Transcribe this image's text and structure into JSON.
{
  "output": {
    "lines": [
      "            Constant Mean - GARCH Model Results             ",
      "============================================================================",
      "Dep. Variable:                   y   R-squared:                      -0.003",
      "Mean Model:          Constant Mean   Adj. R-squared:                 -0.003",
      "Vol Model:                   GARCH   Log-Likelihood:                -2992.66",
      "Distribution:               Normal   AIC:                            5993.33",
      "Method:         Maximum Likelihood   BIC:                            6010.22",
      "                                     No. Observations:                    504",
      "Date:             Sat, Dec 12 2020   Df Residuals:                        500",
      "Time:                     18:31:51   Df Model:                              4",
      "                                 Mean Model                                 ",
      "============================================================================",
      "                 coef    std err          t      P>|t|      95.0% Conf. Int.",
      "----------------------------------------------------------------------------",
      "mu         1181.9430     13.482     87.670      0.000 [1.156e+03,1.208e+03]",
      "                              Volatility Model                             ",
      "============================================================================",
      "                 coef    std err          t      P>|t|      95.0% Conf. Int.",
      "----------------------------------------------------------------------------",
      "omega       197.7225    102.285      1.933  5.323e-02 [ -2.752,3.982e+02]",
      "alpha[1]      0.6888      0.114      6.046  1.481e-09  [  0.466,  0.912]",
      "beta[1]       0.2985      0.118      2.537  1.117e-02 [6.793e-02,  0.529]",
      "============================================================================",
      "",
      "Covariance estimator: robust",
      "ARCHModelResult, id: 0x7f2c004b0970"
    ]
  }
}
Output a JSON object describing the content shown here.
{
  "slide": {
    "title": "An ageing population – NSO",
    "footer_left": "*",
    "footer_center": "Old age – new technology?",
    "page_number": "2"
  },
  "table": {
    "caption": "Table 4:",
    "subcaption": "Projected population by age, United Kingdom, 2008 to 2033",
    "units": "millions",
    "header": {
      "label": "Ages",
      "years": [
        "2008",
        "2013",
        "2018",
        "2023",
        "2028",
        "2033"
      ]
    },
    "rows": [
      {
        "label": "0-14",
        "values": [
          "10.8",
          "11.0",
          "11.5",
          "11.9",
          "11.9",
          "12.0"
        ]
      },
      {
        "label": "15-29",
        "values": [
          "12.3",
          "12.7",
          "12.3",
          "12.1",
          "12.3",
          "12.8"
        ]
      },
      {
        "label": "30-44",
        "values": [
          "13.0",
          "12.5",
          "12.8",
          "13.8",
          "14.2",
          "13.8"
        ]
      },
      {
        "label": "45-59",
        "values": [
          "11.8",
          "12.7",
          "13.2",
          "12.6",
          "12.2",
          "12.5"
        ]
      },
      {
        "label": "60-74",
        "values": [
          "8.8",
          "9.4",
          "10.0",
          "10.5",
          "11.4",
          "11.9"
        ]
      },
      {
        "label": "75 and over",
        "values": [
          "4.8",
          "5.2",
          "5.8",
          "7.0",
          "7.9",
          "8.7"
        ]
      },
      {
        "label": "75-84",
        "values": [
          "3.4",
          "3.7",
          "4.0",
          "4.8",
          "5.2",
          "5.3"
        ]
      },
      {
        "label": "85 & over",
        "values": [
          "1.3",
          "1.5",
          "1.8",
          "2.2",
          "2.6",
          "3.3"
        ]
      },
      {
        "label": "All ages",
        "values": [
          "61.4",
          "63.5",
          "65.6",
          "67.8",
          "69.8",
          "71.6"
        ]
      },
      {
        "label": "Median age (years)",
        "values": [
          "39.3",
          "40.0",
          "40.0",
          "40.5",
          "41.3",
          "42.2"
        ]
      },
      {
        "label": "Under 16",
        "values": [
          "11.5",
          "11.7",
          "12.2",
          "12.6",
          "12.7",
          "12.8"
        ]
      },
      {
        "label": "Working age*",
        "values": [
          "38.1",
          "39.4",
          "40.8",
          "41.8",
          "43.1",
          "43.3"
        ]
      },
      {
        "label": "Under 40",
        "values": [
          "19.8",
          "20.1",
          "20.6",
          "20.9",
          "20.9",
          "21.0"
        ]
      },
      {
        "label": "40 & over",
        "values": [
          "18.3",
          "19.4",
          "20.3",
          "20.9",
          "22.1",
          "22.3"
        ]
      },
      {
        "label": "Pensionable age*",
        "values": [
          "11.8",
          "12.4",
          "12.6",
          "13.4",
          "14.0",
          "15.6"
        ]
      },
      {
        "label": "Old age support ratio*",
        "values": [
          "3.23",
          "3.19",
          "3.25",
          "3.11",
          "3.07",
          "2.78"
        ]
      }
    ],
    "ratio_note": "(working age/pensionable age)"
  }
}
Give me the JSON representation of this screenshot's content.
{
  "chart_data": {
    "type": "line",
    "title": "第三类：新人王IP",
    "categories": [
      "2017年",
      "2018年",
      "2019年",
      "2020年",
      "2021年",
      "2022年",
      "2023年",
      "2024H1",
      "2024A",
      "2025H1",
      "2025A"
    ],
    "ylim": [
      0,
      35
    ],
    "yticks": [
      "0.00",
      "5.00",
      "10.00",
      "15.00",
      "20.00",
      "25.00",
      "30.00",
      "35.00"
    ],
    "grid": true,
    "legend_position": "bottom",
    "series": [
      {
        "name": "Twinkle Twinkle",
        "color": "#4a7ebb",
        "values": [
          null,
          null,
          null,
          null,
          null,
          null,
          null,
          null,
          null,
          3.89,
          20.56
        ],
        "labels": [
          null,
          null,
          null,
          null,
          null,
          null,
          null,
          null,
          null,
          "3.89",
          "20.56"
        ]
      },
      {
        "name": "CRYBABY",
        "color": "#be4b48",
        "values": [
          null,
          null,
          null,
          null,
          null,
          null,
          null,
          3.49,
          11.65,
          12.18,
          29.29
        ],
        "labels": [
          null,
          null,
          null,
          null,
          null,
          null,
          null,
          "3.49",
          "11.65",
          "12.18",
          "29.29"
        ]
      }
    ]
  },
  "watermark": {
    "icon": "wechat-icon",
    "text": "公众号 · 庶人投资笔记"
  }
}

::::::::::

The request: Show every line in the entries where the string "over" occurs.

Answer:
        "label": "75 and over",
        "label": "85 & over",
        "label": "40 & over",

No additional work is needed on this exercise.